Records to process:
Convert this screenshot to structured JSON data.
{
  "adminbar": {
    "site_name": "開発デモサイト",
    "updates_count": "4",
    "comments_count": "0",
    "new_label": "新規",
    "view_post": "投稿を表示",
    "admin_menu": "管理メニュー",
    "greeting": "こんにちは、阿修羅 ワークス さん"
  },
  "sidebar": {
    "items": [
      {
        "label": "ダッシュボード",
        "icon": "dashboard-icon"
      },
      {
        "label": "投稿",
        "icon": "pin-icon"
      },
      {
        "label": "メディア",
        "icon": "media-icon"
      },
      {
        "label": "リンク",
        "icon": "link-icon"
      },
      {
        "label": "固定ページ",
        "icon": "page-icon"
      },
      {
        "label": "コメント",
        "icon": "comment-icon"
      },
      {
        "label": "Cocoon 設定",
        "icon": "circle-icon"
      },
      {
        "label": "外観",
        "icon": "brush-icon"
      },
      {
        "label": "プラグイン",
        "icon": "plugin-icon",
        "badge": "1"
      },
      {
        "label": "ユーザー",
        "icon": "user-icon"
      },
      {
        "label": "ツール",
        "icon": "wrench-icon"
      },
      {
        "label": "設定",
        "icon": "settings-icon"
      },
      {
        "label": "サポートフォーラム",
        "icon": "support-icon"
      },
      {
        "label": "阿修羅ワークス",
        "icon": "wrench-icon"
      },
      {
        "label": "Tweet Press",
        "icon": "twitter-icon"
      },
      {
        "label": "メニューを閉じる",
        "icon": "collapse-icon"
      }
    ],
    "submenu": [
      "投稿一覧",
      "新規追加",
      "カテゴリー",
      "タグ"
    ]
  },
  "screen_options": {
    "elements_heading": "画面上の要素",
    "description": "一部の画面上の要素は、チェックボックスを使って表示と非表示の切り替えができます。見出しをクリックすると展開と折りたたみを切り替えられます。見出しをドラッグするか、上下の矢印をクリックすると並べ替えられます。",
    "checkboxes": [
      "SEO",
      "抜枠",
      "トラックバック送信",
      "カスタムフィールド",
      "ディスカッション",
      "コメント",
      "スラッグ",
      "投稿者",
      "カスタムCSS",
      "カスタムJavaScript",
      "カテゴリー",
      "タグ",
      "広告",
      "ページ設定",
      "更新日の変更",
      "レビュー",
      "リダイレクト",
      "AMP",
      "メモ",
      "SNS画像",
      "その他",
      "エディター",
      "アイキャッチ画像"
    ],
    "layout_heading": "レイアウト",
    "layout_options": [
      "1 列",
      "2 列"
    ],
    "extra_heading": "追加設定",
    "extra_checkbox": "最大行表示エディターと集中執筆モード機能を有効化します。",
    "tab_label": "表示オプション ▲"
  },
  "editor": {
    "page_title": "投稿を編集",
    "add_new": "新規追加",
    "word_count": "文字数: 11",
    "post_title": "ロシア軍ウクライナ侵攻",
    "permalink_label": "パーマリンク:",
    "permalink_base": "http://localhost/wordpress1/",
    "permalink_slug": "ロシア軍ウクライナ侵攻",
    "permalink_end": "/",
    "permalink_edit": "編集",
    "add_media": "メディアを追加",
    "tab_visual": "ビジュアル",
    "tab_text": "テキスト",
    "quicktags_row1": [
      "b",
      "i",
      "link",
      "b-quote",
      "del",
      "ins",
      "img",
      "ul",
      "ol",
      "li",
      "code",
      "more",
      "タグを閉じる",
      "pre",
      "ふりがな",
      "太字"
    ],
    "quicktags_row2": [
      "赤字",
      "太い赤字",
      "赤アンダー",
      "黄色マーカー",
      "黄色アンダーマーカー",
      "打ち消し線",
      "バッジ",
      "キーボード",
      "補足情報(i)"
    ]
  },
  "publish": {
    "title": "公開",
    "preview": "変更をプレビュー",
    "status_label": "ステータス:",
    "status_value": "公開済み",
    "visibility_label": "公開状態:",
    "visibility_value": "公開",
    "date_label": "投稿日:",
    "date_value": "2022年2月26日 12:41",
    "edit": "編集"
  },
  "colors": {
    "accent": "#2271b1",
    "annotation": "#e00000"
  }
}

Exercise brief: Exactly reproduce all of the entries above.

Expected output:
Convert this screenshot to structured JSON data.
{
  "adminbar": {
    "site_name": "開発デモサイト",
    "updates_count": "4",
    "comments_count": "0",
    "new_label": "新規",
    "view_post": "投稿を表示",
    "admin_menu": "管理メニュー",
    "greeting": "こんにちは、阿修羅 ワークス さん"
  },
  "sidebar": {
    "items": [
      {
        "label": "ダッシュボード",
        "icon": "dashboard-icon"
      },
      {
        "label": "投稿",
        "icon": "pin-icon"
      },
      {
        "label": "メディア",
        "icon": "media-icon"
      },
      {
        "label": "リンク",
        "icon": "link-icon"
      },
      {
        "label": "固定ページ",
        "icon": "page-icon"
      },
      {
        "label": "コメント",
        "icon": "comment-icon"
      },
      {
        "label": "Cocoon 設定",
        "icon": "circle-icon"
      },
      {
        "label": "外観",
        "icon": "brush-icon"
      },
      {
        "label": "プラグイン",
        "icon": "plugin-icon",
        "badge": "1"
      },
      {
        "label": "ユーザー",
        "icon": "user-icon"
      },
      {
        "label": "ツール",
        "icon": "wrench-icon"
      },
      {
        "label": "設定",
        "icon": "settings-icon"
      },
      {
        "label": "サポートフォーラム",
        "icon": "support-icon"
      },
      {
        "label": "阿修羅ワークス",
        "icon": "wrench-icon"
      },
      {
        "label": "Tweet Press",
        "icon": "twitter-icon"
      },
      {
        "label": "メニューを閉じる",
        "icon": "collapse-icon"
      }
    ],
    "submenu": [
      "投稿一覧",
      "新規追加",
      "カテゴリー",
      "タグ"
    ]
  },
  "screen_options": {
    "elements_heading": "画面上の要素",
    "description": "一部の画面上の要素は、チェックボックスを使って表示と非表示の切り替えができます。見出しをクリックすると展開と折りたたみを切り替えられます。見出しをドラッグするか、上下の矢印をクリックすると並べ替えられます。",
    "checkboxes": [
      "SEO",
      "抜枠",
      "トラックバック送信",
      "カスタムフィールド",
      "ディスカッション",
      "コメント",
      "スラッグ",
      "投稿者",
      "カスタムCSS",
      "カスタムJavaScript",
      "カテゴリー",
      "タグ",
      "広告",
      "ページ設定",
      "更新日の変更",
      "レビュー",
      "リダイレクト",
      "AMP",
      "メモ",
      "SNS画像",
      "その他",
      "エディター",
      "アイキャッチ画像"
    ],
    "layout_heading": "レイアウト",
    "layout_options": [
      "1 列",
      "2 列"
    ],
    "extra_heading": "追加設定",
    "extra_checkbox": "最大行表示エディターと集中執筆モード機能を有効化します。",
    "tab_label": "表示オプション ▲"
  },
  "editor": {
    "page_title": "投稿を編集",
    "add_new": "新規追加",
    "word_count": "文字数: 11",
    "post_title": "ロシア軍ウクライナ侵攻",
    "permalink_label": "パーマリンク:",
    "permalink_base": "http://localhost/wordpress1/",
    "permalink_slug": "ロシア軍ウクライナ侵攻",
    "permalink_end": "/",
    "permalink_edit": "編集",
    "add_media": "メディアを追加",
    "tab_visual": "ビジュアル",
    "tab_text": "テキスト",
    "quicktags_row1": [
      "b",
      "i",
      "link",
      "b-quote",
      "del",
      "ins",
      "img",
      "ul",
      "ol",
      "li",
      "code",
      "more",
      "タグを閉じる",
      "pre",
      "ふりがな",
      "太字"
    ],
    "quicktags_row2": [
      "赤字",
      "太い赤字",
      "赤アンダー",
      "黄色マーカー",
      "黄色アンダーマーカー",
      "打ち消し線",
      "バッジ",
      "キーボード",
      "補足情報(i)"
    ]
  },
  "publish": {
    "title": "公開",
    "preview": "変更をプレビュー",
    "status_label": "ステータス:",
    "status_value": "公開済み",
    "visibility_label": "公開状態:",
    "visibility_value": "公開",
    "date_label": "投稿日:",
    "date_value": "2022年2月26日 12:41",
    "edit": "編集"
  },
  "colors": {
    "accent": "#2271b1",
    "annotation": "#e00000"
  }
}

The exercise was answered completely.